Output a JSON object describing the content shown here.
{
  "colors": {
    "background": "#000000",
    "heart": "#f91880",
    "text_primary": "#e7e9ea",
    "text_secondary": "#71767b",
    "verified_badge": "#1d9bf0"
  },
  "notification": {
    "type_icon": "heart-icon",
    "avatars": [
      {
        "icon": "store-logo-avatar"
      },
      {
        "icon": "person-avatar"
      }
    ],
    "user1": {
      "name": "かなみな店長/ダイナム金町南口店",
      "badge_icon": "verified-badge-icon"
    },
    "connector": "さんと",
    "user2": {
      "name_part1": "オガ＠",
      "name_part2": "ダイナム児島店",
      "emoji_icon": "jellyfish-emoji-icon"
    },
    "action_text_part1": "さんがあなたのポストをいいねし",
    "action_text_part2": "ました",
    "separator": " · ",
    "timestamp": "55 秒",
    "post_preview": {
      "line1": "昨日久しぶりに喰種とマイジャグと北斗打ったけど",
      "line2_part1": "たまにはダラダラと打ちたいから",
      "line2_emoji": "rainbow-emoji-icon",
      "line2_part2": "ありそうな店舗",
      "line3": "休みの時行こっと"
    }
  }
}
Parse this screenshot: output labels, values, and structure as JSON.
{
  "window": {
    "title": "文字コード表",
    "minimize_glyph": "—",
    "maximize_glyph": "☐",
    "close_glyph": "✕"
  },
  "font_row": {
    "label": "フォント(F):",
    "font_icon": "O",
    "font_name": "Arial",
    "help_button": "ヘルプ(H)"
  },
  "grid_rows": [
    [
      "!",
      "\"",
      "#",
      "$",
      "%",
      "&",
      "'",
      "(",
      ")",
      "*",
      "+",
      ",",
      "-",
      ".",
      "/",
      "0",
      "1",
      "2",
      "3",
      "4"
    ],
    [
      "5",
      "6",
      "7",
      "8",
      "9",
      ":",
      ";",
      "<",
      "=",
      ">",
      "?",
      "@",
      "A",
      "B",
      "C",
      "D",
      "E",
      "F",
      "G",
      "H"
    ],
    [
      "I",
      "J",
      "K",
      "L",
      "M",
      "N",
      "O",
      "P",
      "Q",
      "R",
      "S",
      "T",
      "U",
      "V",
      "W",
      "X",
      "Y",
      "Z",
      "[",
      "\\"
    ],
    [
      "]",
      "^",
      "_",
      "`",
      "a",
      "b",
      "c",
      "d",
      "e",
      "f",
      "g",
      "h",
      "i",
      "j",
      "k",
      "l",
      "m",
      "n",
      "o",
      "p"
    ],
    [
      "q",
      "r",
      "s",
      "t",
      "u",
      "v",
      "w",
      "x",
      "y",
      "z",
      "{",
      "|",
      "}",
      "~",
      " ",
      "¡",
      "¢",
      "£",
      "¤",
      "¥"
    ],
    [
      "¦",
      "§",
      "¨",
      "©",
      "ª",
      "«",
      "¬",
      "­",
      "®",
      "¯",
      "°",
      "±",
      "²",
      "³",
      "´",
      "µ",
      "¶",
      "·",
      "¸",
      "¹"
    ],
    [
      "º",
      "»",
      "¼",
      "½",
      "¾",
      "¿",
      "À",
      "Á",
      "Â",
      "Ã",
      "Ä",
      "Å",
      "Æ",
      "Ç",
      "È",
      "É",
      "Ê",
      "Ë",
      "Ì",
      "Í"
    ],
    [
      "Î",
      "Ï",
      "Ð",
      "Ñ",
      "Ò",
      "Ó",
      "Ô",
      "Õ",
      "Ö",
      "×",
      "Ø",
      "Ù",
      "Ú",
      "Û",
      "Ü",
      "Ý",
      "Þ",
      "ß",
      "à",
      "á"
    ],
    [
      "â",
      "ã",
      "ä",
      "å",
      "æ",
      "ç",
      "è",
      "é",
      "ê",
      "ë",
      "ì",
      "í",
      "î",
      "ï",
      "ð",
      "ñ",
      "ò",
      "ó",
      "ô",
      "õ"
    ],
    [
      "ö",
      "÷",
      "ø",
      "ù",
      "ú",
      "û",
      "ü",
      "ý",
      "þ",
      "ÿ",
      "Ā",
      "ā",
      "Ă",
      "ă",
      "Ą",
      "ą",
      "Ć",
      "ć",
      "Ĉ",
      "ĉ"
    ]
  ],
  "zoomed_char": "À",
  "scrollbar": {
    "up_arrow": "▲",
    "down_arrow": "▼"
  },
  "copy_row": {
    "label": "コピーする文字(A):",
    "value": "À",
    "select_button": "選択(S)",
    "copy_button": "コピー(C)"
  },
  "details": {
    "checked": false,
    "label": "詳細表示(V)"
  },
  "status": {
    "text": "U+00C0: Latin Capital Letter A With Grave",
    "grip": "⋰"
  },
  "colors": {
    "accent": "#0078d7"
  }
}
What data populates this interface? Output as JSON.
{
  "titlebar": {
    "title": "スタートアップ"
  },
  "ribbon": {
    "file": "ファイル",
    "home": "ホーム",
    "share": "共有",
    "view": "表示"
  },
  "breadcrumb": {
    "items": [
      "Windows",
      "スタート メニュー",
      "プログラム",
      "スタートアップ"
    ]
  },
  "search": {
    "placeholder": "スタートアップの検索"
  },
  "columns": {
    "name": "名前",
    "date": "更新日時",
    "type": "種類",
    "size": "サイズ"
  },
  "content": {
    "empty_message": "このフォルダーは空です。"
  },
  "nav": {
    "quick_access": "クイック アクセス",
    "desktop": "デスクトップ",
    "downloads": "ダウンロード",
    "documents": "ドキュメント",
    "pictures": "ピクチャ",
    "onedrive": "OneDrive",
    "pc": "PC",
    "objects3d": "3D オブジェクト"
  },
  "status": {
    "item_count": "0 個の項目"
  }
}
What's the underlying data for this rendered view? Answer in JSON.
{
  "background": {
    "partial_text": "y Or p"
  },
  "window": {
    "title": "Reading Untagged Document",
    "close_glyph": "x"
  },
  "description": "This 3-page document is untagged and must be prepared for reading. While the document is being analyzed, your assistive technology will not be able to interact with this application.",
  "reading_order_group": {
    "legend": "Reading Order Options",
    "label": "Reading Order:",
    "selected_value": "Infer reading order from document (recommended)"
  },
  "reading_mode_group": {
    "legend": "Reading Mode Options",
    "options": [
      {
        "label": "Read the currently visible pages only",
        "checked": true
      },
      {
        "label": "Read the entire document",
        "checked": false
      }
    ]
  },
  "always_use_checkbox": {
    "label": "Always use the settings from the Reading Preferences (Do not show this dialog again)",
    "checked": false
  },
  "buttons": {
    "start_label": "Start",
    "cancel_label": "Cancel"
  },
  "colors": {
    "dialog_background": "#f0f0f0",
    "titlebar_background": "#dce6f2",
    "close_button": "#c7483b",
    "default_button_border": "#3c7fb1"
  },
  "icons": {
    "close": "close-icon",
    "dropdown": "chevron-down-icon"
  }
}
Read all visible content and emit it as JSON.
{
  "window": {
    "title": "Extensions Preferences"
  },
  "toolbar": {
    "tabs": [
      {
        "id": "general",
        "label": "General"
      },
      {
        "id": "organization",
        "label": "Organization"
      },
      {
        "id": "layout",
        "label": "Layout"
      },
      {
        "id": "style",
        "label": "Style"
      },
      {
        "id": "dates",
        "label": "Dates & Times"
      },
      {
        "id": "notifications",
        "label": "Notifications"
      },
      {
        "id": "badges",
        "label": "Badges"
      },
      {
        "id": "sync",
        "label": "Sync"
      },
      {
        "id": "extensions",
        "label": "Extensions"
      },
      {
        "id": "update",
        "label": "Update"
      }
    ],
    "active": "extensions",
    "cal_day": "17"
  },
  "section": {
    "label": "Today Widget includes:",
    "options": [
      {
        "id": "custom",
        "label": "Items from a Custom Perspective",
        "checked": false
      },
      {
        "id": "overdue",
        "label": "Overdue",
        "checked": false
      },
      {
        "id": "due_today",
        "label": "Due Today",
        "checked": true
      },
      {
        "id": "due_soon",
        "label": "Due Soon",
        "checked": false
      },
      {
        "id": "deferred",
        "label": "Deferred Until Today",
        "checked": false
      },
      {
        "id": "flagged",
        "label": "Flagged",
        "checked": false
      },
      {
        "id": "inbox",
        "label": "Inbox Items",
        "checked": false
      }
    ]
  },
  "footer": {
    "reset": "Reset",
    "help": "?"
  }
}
──────────────────────────────
§ **WHAT YOU ARE ASKED TO DO**
Search the records above for the string "content". Copy every line that contains it.

§ **OUTPUT OF THE TASK**
Output a JSON object describing the content shown here.
  "content": {
Read all visible content and emit it as JSON.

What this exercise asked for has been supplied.